## Task requirements
Tally the lines holding "xlabel" and state only that figure.

[Dataset items]
--------------------------------------------------

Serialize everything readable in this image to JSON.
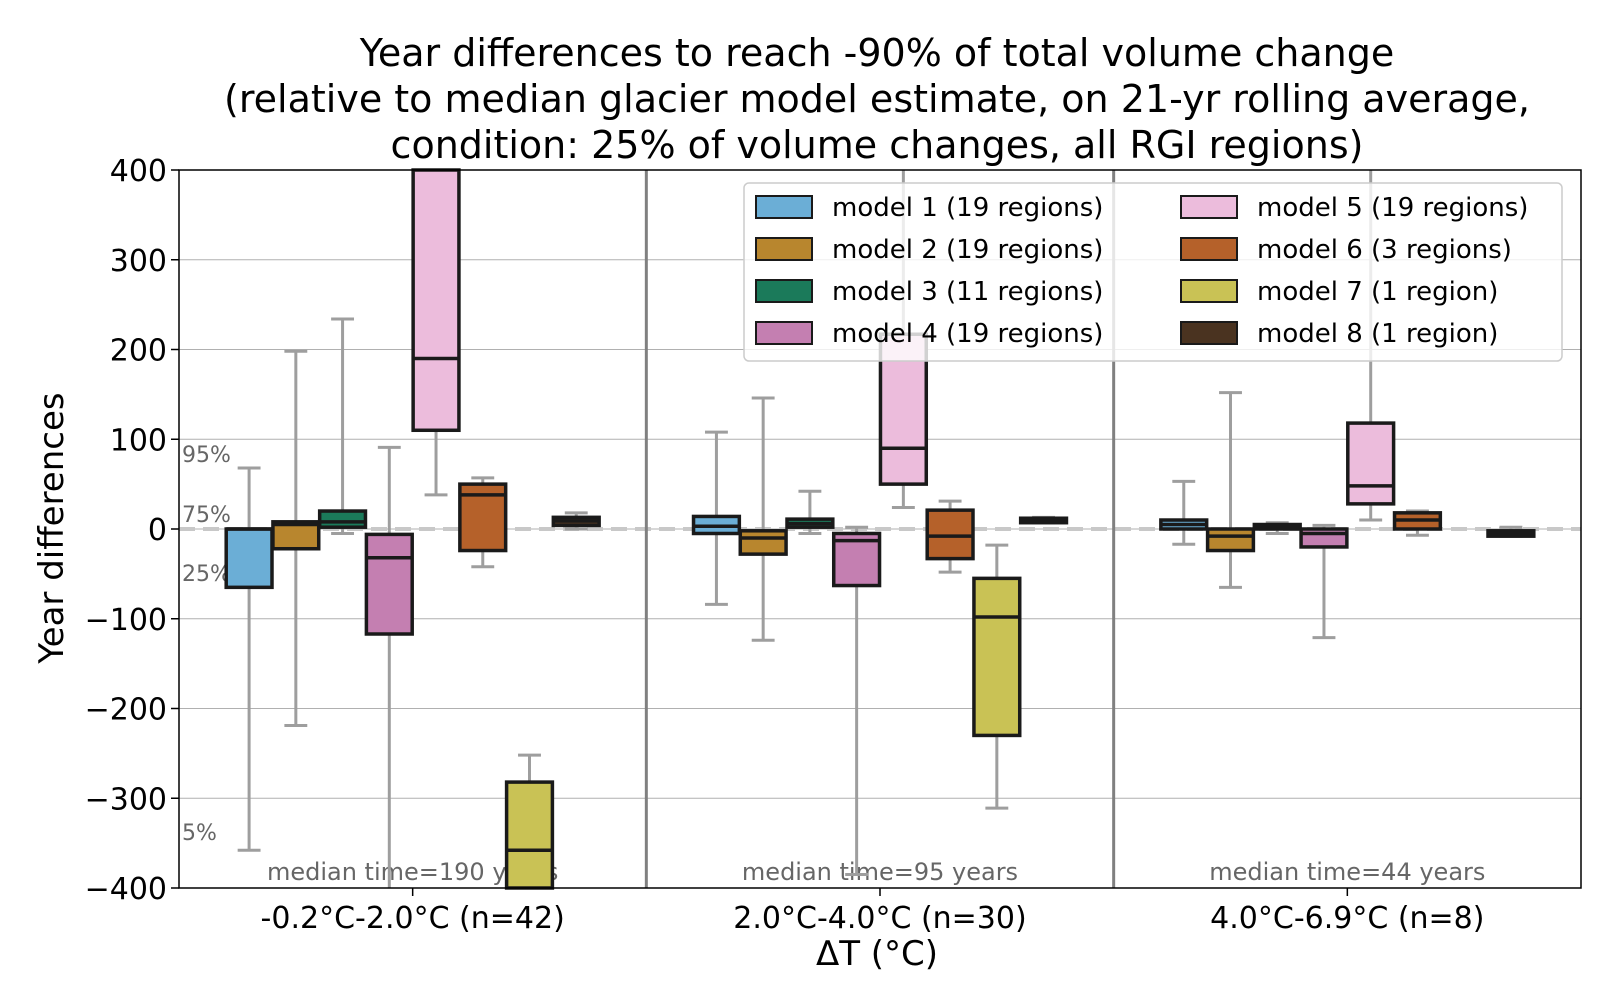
{
  "chart_data": {
    "type": "box",
    "title": [
      "Year differences to reach -90% of total volume change",
      "(relative to median glacier model estimate, on 21-yr rolling average,",
      "condition: 25% of volume changes, all RGI regions)"
    ],
    "xlabel": "ΔT (°C)",
    "ylabel": "Year differences",
    "ylim": [
      -400,
      400
    ],
    "yticks": [
      -400,
      -300,
      -200,
      -100,
      0,
      100,
      200,
      300,
      400
    ],
    "ytick_labels": [
      "−400",
      "−300",
      "−200",
      "−100",
      "0",
      "100",
      "200",
      "300",
      "400"
    ],
    "grid": true,
    "legend_position": "top-right",
    "percentile_labels": [
      "95%",
      "75%",
      "25%",
      "5%"
    ],
    "percentile_values": [
      95,
      75,
      25,
      5
    ],
    "groups": [
      {
        "label": "-0.2°C-2.0°C (n=42)",
        "median_time": "median time=190 years"
      },
      {
        "label": "2.0°C-4.0°C (n=30)",
        "median_time": "median time=95 years"
      },
      {
        "label": "4.0°C-6.9°C (n=8)",
        "median_time": "median time=44 years"
      }
    ],
    "series": [
      {
        "name": "model 1 (19 regions)",
        "color": "#6baed6",
        "boxes": [
          {
            "whislo": -358,
            "q1": -65,
            "med": 0,
            "q3": 0,
            "whishi": 68
          },
          {
            "whislo": -84,
            "q1": -5,
            "med": 3,
            "q3": 14,
            "whishi": 108
          },
          {
            "whislo": -17,
            "q1": 0,
            "med": 5,
            "q3": 10,
            "whishi": 53
          }
        ]
      },
      {
        "name": "model 2 (19 regions)",
        "color": "#b8862e",
        "boxes": [
          {
            "whislo": -219,
            "q1": -22,
            "med": 5,
            "q3": 8,
            "whishi": 198
          },
          {
            "whislo": -124,
            "q1": -28,
            "med": -10,
            "q3": -2,
            "whishi": 146
          },
          {
            "whislo": -65,
            "q1": -24,
            "med": -8,
            "q3": 0,
            "whishi": 152
          }
        ]
      },
      {
        "name": "model 3 (11 regions)",
        "color": "#1b7a5a",
        "boxes": [
          {
            "whislo": -5,
            "q1": 2,
            "med": 8,
            "q3": 20,
            "whishi": 234
          },
          {
            "whislo": -5,
            "q1": 2,
            "med": 6,
            "q3": 11,
            "whishi": 42
          },
          {
            "whislo": -5,
            "q1": 0,
            "med": 3,
            "q3": 5,
            "whishi": 7
          }
        ]
      },
      {
        "name": "model 4 (19 regions)",
        "color": "#c47fb1",
        "boxes": [
          {
            "whislo": -400,
            "q1": -117,
            "med": -32,
            "q3": -6,
            "whishi": 91
          },
          {
            "whislo": -385,
            "q1": -63,
            "med": -13,
            "q3": -5,
            "whishi": 2
          },
          {
            "whislo": -121,
            "q1": -20,
            "med": -5,
            "q3": 0,
            "whishi": 4
          }
        ]
      },
      {
        "name": "model 5 (19 regions)",
        "color": "#ecbcdc",
        "boxes": [
          {
            "whislo": 38,
            "q1": 110,
            "med": 190,
            "q3": 400,
            "whishi": 400
          },
          {
            "whislo": 24,
            "q1": 50,
            "med": 90,
            "q3": 217,
            "whishi": 400
          },
          {
            "whislo": 10,
            "q1": 28,
            "med": 48,
            "q3": 118,
            "whishi": 400
          }
        ]
      },
      {
        "name": "model 6 (3 regions)",
        "color": "#b5612a",
        "boxes": [
          {
            "whislo": -42,
            "q1": -24,
            "med": 38,
            "q3": 50,
            "whishi": 57
          },
          {
            "whislo": -48,
            "q1": -33,
            "med": -8,
            "q3": 21,
            "whishi": 31
          },
          {
            "whislo": -7,
            "q1": 0,
            "med": 10,
            "q3": 18,
            "whishi": 20
          }
        ]
      },
      {
        "name": "model 7 (1 region)",
        "color": "#c9c255",
        "boxes": [
          {
            "whislo": -400,
            "q1": -400,
            "med": -358,
            "q3": -282,
            "whishi": -252
          },
          {
            "whislo": -311,
            "q1": -230,
            "med": -98,
            "q3": -55,
            "whishi": -18
          },
          null
        ]
      },
      {
        "name": "model 8 (1 region)",
        "color": "#4a3320",
        "boxes": [
          {
            "whislo": 0,
            "q1": 4,
            "med": 9,
            "q3": 13,
            "whishi": 18
          },
          {
            "whislo": 7,
            "q1": 7,
            "med": 10,
            "q3": 12,
            "whishi": 13
          },
          {
            "whislo": -8,
            "q1": -8,
            "med": -5,
            "q3": -2,
            "whishi": 2
          }
        ]
      }
    ]
  }
}
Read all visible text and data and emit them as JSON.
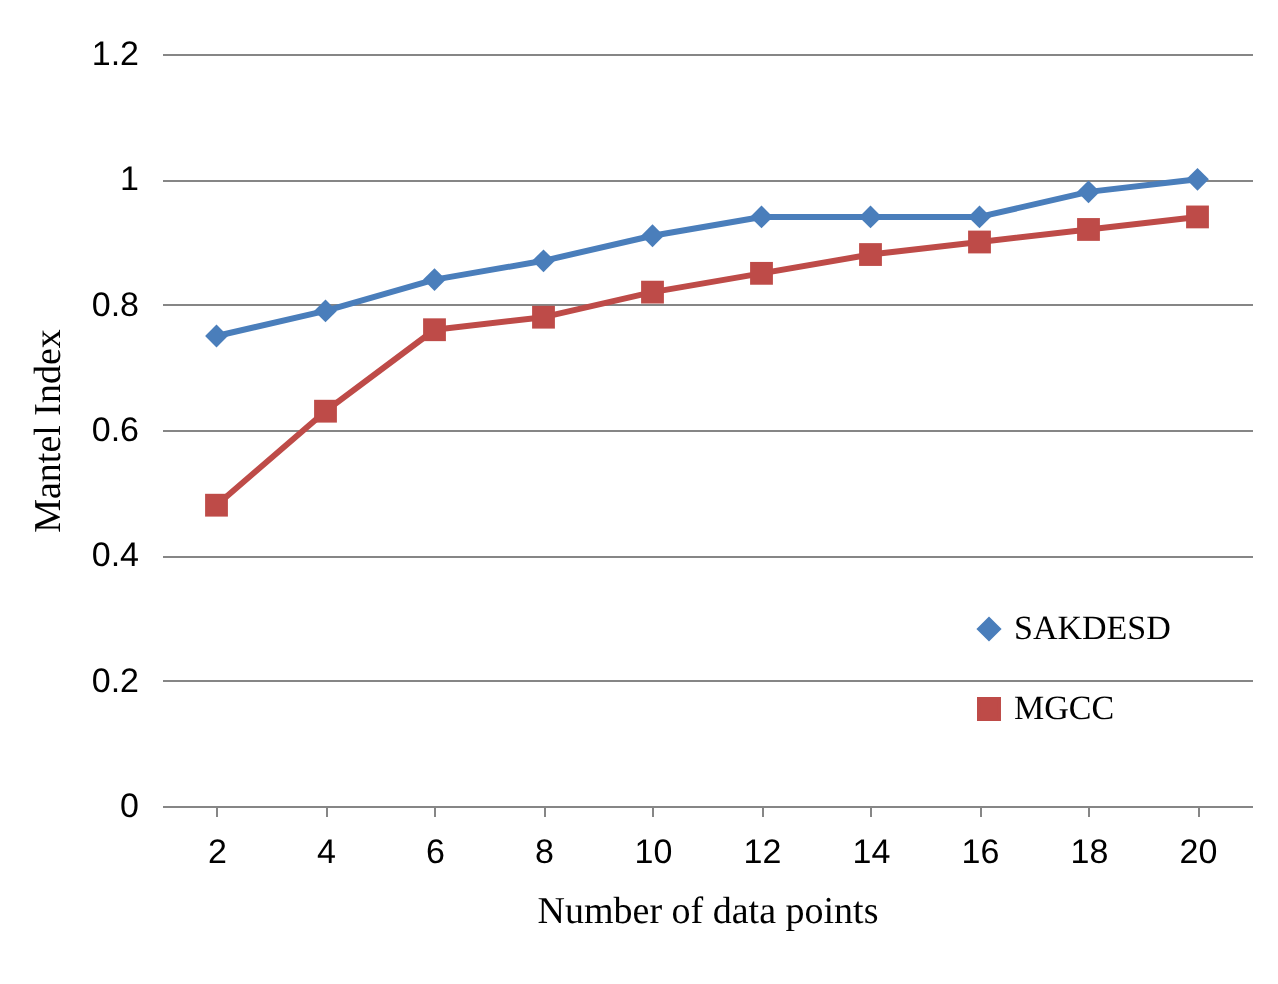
{
  "chart_data": {
    "type": "line",
    "xlabel": "Number of data points",
    "ylabel": "Mantel Index",
    "categories": [
      "2",
      "4",
      "6",
      "8",
      "10",
      "12",
      "14",
      "16",
      "18",
      "20"
    ],
    "series": [
      {
        "name": "SAKDESD",
        "color": "#4a7ebb",
        "marker": "diamond",
        "values": [
          0.75,
          0.79,
          0.84,
          0.87,
          0.91,
          0.94,
          0.94,
          0.94,
          0.98,
          1.0
        ]
      },
      {
        "name": "MGCC",
        "color": "#be4b48",
        "marker": "square",
        "values": [
          0.48,
          0.63,
          0.76,
          0.78,
          0.82,
          0.85,
          0.88,
          0.9,
          0.92,
          0.94
        ]
      }
    ],
    "ylim": [
      0,
      1.2
    ],
    "yticks": [
      0,
      0.2,
      0.4,
      0.6,
      0.8,
      1,
      1.2
    ],
    "grid": "y",
    "legend": "bottom right",
    "line_style": "solid"
  }
}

--------------------------------------------------

## Full output
2